--- Start ---

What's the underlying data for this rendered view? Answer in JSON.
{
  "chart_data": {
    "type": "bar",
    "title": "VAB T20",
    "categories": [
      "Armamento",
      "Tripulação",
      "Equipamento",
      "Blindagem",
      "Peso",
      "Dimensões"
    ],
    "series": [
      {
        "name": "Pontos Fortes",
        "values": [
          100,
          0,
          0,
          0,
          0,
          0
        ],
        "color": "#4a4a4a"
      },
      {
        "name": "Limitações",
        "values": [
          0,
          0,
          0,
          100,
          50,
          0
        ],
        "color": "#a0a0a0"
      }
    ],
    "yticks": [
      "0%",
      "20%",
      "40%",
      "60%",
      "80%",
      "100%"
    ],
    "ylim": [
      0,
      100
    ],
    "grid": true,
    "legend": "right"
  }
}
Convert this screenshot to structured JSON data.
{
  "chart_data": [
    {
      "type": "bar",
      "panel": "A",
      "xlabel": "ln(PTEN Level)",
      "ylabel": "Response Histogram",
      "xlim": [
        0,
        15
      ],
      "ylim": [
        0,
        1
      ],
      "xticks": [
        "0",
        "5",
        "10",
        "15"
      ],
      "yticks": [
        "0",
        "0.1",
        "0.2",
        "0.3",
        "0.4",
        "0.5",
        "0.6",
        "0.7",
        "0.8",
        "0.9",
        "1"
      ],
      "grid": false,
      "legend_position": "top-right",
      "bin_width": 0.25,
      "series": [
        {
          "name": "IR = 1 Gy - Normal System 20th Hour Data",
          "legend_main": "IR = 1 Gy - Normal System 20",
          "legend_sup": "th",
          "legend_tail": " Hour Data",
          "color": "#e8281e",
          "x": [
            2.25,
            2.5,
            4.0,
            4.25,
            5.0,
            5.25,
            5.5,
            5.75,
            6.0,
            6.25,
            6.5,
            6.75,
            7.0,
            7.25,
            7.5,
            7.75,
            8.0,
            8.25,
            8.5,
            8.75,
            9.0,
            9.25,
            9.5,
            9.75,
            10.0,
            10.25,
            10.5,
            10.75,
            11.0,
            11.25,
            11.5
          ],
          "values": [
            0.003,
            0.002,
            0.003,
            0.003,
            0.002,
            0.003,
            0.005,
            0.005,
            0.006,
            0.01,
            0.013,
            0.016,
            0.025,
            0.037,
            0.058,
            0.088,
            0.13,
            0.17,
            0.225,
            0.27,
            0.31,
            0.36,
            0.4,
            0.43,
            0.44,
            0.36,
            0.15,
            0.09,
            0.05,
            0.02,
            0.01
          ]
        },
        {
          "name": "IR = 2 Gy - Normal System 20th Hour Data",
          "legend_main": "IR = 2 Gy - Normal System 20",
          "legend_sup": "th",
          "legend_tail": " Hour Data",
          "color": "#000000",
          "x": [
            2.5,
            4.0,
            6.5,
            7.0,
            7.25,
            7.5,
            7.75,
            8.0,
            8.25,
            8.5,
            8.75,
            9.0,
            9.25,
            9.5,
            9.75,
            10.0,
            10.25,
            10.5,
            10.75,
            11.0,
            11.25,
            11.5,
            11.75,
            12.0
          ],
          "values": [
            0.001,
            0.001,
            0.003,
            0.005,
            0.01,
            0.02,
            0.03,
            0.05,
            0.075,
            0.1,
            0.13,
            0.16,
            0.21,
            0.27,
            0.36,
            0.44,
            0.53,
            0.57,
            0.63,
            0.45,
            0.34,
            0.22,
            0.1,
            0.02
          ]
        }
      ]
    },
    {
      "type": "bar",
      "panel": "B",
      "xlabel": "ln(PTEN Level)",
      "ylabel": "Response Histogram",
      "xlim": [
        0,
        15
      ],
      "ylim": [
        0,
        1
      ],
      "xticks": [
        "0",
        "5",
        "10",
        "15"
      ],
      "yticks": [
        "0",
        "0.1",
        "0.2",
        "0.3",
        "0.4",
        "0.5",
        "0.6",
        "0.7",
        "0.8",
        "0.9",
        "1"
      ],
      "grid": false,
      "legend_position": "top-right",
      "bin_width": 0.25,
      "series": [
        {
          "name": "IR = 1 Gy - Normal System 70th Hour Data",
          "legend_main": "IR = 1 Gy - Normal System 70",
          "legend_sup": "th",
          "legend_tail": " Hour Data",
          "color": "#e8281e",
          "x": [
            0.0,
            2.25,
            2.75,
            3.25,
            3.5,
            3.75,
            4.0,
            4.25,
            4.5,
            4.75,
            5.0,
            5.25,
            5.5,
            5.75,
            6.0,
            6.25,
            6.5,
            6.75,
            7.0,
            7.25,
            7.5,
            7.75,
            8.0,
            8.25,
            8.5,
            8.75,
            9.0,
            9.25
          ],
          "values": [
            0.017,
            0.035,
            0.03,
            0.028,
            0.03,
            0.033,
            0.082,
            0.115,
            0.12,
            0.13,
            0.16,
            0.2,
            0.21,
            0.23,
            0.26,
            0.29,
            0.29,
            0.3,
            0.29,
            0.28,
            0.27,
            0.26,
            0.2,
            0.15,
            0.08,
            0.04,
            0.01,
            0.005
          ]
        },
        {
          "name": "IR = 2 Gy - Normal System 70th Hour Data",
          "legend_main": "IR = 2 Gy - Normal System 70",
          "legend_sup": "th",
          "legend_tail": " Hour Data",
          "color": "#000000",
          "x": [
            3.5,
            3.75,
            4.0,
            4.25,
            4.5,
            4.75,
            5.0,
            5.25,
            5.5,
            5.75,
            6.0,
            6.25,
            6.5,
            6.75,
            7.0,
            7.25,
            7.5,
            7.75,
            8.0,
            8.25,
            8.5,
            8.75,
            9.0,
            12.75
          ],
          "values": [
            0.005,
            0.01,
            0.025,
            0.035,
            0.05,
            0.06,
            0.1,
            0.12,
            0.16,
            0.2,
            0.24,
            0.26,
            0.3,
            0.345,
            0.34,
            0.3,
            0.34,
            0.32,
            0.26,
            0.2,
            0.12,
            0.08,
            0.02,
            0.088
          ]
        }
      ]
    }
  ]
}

--- End ---

- [What to do] Count how many lines contain "JSON" and give only that count.

- [Task result] 2